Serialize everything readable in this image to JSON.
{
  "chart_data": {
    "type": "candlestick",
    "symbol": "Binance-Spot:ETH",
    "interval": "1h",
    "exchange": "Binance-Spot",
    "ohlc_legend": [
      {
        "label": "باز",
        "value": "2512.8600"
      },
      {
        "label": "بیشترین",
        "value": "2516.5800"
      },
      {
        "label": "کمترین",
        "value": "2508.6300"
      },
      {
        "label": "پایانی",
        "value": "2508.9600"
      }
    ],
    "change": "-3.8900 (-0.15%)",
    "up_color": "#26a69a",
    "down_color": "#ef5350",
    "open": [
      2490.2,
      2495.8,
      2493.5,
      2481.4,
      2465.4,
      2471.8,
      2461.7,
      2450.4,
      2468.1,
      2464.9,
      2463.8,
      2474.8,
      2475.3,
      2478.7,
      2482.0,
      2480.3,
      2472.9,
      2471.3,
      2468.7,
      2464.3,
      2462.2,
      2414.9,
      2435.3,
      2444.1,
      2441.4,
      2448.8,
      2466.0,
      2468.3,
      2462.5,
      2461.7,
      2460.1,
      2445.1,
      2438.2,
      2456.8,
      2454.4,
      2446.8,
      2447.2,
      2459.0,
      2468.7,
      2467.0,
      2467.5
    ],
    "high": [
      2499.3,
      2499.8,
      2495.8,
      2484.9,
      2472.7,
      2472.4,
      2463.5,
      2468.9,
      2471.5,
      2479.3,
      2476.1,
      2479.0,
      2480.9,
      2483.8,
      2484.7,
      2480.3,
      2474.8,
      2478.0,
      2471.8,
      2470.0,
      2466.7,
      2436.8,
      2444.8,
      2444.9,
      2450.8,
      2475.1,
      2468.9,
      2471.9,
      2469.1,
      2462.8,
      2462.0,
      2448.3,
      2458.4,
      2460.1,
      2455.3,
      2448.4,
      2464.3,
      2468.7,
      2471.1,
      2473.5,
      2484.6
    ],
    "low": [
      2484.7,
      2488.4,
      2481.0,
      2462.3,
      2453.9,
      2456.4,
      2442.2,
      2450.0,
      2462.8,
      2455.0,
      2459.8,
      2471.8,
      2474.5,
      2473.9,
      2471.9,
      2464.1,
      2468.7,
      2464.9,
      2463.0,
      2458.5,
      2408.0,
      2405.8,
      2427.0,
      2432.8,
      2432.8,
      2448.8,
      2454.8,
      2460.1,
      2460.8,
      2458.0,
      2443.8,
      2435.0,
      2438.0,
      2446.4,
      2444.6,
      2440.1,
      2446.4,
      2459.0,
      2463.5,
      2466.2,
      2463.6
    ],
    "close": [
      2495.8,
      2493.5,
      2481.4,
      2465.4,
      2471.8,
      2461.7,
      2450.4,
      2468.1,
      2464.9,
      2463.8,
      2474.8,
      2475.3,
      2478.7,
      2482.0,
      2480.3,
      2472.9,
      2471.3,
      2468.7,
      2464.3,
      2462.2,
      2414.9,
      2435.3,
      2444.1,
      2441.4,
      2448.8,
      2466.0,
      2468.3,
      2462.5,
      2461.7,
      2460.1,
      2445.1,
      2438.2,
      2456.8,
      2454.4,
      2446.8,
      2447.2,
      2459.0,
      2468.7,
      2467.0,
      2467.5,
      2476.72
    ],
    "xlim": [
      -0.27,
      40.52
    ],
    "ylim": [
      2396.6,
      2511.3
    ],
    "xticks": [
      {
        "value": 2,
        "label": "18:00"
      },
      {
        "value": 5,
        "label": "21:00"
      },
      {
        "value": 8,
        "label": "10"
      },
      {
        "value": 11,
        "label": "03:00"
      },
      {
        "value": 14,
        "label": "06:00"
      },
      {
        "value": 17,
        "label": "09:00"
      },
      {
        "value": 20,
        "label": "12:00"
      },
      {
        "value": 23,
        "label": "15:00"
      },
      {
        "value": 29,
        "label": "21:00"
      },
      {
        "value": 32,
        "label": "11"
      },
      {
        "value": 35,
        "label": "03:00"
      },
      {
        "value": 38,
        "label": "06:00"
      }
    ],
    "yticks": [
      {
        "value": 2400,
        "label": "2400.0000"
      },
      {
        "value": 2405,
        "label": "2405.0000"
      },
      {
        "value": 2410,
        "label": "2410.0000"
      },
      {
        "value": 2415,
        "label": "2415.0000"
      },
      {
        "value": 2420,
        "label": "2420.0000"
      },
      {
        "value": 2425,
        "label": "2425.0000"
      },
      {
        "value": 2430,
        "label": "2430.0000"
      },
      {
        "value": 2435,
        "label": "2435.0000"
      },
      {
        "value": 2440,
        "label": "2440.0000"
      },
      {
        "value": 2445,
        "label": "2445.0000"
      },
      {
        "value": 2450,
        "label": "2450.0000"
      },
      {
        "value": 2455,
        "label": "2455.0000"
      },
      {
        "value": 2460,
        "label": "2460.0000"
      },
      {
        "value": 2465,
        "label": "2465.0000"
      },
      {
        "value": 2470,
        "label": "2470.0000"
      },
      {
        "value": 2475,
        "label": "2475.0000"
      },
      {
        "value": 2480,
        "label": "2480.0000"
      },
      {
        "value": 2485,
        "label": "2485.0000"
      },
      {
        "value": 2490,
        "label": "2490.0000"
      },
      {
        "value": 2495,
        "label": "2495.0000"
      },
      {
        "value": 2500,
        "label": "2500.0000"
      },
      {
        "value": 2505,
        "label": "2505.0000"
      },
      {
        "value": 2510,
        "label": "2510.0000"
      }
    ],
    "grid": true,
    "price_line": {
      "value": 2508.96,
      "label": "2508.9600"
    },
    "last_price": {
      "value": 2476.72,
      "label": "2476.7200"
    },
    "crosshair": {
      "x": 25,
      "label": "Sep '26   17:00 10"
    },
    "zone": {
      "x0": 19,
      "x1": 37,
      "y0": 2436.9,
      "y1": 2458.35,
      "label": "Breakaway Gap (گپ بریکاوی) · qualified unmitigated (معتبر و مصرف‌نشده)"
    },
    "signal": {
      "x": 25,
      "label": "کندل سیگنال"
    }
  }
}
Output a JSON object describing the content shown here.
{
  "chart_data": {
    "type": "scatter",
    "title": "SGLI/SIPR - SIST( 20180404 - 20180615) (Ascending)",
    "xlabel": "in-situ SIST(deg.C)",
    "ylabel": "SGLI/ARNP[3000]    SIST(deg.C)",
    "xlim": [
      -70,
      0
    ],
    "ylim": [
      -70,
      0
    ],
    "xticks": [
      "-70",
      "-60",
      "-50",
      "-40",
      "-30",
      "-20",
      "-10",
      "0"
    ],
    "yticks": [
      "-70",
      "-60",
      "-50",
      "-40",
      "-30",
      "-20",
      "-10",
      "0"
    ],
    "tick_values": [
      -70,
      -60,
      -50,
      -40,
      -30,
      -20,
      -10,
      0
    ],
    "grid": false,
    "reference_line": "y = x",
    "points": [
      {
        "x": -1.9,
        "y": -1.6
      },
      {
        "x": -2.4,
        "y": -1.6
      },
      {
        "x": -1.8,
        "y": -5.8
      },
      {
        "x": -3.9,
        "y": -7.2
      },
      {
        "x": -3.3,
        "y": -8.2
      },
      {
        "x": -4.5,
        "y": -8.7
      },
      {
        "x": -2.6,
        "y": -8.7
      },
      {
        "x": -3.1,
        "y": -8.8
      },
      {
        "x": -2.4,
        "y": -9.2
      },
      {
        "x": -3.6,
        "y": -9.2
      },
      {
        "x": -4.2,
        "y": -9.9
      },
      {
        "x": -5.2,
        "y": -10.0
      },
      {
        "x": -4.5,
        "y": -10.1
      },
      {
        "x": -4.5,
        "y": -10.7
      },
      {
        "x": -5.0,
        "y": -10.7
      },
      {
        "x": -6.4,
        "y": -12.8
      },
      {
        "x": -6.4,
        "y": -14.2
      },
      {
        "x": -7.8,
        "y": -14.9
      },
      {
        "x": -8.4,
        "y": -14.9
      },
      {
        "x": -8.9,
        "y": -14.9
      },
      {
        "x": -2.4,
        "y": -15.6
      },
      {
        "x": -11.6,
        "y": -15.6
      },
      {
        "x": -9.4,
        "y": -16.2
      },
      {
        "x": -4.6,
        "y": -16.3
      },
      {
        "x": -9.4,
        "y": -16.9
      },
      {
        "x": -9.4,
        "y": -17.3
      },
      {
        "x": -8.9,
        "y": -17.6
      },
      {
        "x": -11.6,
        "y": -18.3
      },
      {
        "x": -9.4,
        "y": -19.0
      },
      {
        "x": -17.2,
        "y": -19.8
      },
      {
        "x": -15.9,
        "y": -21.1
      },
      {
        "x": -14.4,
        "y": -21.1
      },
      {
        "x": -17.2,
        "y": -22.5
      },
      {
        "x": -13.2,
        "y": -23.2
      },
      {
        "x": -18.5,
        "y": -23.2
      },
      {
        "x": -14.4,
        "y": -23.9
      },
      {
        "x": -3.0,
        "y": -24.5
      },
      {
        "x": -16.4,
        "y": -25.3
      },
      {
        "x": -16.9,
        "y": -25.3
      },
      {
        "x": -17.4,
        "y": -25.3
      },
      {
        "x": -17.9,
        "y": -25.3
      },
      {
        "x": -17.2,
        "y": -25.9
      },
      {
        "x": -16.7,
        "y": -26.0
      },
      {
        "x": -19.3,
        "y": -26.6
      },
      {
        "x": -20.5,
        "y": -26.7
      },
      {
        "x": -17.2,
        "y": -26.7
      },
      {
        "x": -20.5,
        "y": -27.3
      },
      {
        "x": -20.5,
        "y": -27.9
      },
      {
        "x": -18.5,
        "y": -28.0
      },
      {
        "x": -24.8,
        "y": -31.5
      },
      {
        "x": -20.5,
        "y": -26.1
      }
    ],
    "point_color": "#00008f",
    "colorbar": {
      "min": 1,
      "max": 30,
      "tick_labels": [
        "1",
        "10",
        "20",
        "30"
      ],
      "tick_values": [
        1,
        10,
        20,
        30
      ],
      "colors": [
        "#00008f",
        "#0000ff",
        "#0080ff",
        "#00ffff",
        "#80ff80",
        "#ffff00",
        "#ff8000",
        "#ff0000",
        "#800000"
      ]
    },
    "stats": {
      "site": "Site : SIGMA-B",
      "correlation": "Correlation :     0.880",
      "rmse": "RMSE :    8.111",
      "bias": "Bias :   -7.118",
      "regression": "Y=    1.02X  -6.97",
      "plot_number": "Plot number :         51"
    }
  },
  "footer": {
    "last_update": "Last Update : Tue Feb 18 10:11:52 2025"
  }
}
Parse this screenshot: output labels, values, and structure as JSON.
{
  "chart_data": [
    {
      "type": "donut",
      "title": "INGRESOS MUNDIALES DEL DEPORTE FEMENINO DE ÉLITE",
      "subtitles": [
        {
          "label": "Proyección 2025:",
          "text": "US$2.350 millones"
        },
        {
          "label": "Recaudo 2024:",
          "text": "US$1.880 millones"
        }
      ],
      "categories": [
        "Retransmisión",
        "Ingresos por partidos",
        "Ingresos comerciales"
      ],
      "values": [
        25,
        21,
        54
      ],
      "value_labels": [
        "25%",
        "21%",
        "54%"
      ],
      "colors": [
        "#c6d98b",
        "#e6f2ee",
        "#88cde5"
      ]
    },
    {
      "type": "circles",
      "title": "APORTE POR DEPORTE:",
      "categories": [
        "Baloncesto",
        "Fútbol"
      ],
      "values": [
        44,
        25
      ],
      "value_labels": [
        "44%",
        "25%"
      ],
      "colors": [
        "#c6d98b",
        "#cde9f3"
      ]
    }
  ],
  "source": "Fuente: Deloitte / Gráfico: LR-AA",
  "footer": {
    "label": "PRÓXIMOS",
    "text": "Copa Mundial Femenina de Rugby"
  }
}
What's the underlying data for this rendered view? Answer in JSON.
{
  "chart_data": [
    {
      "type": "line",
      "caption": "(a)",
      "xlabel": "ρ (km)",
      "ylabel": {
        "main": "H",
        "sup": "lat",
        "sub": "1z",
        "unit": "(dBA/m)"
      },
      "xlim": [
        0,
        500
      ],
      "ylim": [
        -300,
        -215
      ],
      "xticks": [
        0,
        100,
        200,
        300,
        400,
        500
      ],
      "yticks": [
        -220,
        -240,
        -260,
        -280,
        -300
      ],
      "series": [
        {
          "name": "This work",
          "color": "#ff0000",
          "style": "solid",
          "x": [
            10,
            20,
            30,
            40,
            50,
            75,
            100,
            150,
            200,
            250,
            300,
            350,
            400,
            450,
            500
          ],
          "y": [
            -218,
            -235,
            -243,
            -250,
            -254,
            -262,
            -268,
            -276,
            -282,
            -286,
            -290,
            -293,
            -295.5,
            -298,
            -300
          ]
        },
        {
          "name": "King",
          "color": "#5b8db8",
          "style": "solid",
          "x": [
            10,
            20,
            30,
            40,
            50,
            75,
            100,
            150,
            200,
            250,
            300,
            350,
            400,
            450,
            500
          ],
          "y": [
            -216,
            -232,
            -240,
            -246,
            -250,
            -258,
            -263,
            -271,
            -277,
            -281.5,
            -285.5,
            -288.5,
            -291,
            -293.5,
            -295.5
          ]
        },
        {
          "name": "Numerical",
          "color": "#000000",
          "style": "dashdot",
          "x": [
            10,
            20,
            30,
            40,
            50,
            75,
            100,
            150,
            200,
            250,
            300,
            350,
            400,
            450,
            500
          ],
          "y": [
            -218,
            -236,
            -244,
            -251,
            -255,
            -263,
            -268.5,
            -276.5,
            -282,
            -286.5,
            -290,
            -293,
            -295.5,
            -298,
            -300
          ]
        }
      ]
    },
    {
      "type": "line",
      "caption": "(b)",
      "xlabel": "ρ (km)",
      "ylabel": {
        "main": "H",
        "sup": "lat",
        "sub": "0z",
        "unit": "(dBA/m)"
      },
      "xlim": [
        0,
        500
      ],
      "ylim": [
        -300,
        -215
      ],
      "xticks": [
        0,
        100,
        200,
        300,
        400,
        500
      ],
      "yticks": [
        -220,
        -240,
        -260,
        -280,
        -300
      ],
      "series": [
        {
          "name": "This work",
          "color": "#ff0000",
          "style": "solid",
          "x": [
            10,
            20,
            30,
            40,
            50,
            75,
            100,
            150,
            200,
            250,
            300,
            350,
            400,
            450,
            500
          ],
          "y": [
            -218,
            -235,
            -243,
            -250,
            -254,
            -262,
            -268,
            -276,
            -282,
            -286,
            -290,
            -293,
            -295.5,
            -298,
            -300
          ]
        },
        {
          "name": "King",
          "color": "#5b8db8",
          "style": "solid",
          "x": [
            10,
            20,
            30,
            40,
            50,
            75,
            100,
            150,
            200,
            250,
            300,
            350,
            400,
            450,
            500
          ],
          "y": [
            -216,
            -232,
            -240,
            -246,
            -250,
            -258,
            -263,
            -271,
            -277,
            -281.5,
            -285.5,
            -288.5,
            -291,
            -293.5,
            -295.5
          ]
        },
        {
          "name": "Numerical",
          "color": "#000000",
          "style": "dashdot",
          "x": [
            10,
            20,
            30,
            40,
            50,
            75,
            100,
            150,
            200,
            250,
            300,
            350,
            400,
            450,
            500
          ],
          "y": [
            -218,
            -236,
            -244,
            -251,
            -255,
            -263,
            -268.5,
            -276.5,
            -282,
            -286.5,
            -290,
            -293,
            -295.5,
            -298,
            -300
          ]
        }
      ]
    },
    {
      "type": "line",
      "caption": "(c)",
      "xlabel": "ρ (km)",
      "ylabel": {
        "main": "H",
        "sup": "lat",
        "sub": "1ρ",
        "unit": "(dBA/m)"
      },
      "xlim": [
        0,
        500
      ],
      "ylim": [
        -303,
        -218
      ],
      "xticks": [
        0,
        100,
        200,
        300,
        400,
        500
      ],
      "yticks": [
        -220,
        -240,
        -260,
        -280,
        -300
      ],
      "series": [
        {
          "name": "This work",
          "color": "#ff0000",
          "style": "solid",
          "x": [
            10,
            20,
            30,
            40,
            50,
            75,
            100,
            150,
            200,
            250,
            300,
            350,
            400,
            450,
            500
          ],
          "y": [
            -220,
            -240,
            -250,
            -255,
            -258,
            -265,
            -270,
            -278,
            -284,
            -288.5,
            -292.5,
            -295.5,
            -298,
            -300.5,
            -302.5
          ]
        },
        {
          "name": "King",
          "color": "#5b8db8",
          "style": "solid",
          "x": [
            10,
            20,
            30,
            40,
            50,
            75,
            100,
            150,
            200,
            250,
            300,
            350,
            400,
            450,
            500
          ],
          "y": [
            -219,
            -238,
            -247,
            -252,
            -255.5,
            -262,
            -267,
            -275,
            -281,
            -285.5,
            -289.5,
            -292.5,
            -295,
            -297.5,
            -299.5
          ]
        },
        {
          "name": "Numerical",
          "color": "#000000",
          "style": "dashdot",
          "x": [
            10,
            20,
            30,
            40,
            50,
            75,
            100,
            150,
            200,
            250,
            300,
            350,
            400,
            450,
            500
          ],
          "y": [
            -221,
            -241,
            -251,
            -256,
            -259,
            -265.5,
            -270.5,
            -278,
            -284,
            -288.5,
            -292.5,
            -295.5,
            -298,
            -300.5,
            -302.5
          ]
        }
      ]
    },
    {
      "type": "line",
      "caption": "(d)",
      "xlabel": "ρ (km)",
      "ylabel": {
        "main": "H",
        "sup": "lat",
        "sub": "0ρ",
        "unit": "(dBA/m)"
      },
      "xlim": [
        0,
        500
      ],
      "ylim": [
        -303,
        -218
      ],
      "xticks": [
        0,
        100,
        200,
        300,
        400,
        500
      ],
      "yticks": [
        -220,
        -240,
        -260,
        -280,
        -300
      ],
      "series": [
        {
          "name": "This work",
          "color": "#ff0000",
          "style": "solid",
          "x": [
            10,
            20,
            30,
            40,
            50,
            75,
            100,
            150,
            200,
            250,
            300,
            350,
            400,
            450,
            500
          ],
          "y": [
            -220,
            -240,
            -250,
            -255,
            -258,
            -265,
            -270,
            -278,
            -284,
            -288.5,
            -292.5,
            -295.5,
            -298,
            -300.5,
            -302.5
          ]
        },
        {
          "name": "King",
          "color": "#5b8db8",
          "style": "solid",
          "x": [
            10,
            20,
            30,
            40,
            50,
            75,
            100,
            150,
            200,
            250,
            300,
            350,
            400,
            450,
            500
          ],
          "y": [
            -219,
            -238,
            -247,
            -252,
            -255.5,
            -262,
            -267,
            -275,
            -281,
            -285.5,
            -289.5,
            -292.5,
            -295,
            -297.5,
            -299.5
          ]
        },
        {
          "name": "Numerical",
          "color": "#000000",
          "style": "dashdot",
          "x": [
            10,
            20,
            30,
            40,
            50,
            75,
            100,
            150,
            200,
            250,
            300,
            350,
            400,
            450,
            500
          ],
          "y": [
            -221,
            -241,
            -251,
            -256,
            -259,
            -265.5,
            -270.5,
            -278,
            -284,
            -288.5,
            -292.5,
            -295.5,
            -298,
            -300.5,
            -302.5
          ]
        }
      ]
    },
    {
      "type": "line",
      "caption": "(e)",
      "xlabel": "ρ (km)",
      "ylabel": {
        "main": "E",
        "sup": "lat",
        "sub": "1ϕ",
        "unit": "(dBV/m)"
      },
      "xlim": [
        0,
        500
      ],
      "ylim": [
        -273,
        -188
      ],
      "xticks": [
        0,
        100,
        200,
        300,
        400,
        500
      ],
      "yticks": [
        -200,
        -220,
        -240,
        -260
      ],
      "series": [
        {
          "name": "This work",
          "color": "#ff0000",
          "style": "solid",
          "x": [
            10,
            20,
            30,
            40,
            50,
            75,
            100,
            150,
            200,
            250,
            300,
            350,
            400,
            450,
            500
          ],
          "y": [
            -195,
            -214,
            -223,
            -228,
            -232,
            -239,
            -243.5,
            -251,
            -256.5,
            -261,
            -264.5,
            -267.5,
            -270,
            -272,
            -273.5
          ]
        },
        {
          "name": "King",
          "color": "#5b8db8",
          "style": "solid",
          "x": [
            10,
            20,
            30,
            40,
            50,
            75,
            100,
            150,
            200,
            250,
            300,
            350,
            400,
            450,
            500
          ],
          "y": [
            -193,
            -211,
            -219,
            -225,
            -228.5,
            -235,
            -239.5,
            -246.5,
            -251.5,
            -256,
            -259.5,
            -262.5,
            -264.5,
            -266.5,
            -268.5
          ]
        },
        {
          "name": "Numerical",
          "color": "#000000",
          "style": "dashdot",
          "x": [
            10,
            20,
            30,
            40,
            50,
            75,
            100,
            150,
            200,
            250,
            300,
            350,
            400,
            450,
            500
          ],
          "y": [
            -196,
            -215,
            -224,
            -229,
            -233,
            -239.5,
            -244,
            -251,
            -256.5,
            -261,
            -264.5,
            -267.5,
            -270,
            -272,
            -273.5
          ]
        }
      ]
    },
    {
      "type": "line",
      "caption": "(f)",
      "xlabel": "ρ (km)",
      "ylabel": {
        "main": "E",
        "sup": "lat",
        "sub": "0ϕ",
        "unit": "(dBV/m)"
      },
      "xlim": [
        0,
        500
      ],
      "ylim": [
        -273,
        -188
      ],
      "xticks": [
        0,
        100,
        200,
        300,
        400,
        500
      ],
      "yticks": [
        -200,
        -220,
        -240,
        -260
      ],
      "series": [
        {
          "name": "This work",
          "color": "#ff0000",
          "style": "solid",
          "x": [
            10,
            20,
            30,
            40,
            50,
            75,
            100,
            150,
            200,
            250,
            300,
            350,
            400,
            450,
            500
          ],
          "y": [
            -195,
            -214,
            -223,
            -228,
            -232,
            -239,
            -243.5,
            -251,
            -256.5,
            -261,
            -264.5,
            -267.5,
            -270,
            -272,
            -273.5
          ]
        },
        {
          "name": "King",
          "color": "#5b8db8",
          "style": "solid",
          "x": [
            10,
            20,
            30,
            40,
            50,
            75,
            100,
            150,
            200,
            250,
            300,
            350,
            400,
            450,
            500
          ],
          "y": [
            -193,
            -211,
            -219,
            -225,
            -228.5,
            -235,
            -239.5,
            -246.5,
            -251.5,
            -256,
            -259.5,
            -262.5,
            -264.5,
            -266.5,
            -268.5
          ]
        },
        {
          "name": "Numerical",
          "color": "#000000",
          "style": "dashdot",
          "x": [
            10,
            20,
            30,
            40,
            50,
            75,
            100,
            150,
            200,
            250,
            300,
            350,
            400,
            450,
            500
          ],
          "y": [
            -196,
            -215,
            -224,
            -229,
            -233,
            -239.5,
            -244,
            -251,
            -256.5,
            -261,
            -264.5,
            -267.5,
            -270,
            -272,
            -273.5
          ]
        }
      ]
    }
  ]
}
****************************************
### What you should do
Gather each line that holds "DEPORTE".

### Task output
      "title": "INGRESOS MUNDIALES DEL DEPORTE FEMENINO DE ÉLITE",
      "title": "APORTE POR DEPORTE:",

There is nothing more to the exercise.